REQUIRED WORK - For the entries that follow, tally the lines holding the string "JSON". Give the total and nothing else.

(Collected data entries)

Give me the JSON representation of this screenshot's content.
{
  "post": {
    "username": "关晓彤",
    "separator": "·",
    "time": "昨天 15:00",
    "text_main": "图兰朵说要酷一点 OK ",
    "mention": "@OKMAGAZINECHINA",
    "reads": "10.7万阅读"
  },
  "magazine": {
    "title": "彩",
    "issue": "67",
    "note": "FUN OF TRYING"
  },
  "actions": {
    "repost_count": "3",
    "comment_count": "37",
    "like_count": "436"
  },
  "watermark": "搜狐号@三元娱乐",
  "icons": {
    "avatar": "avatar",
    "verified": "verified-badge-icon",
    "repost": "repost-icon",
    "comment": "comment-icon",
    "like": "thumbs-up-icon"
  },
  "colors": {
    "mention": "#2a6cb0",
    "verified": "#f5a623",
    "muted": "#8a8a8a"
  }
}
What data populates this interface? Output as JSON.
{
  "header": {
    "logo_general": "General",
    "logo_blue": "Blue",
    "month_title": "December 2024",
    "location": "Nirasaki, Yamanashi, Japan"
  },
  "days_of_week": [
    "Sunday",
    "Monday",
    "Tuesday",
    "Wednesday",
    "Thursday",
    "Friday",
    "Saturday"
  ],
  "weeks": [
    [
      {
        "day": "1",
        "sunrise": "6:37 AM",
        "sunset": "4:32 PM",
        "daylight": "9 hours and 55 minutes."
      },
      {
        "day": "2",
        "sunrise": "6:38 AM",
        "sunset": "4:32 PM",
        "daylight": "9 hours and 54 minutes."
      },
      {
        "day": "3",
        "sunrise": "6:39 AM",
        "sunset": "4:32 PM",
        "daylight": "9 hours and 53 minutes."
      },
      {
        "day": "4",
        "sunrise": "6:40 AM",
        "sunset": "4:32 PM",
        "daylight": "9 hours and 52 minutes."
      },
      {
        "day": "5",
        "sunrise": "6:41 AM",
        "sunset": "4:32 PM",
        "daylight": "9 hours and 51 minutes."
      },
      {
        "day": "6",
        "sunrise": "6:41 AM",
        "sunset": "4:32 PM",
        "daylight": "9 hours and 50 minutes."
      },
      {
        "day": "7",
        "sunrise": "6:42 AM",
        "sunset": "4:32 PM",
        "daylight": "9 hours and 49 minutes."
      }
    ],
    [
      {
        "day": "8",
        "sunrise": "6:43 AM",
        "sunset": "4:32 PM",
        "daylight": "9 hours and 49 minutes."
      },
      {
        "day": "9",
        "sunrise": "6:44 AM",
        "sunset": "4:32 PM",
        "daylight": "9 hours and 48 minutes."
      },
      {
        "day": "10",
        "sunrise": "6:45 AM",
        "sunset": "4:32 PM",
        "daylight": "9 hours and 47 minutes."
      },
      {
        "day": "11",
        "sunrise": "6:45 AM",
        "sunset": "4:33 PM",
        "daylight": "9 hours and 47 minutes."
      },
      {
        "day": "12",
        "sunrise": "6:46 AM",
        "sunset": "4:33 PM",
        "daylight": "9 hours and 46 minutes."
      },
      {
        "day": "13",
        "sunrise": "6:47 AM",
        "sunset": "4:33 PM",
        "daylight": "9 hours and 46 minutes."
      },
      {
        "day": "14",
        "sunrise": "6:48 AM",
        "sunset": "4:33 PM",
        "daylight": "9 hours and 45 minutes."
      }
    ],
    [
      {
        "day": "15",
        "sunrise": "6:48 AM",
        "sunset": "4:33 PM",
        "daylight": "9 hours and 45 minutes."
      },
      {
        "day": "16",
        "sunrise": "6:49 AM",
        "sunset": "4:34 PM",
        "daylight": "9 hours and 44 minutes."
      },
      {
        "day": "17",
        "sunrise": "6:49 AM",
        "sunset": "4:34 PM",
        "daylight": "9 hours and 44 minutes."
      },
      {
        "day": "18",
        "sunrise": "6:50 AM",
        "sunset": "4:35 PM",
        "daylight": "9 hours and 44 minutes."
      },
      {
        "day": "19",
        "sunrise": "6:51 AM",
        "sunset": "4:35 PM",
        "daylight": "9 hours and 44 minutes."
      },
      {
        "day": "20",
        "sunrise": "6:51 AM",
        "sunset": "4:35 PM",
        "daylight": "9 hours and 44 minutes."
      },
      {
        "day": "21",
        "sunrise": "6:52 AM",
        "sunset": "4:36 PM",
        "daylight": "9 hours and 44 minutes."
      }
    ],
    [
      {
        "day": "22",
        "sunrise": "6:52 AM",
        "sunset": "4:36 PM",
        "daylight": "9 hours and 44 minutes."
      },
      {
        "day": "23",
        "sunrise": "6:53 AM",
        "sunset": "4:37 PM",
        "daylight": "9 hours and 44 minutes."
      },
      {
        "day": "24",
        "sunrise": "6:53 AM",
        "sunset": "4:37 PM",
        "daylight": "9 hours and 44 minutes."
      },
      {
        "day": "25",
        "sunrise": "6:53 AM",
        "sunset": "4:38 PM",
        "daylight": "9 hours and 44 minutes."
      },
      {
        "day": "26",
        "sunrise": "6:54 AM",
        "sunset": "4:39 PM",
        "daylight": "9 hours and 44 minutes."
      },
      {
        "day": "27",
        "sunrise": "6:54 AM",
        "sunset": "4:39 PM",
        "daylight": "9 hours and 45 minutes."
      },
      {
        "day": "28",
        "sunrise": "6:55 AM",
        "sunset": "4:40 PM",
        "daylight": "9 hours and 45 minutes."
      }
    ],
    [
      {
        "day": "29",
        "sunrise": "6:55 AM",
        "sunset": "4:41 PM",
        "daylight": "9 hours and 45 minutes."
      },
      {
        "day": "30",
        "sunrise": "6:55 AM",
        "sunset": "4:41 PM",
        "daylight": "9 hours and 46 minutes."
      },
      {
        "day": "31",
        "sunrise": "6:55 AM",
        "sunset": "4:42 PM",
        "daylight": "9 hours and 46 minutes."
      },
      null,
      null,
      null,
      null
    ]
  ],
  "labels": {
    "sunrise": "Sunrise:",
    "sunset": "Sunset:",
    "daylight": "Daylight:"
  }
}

WORKED ANSWER - 2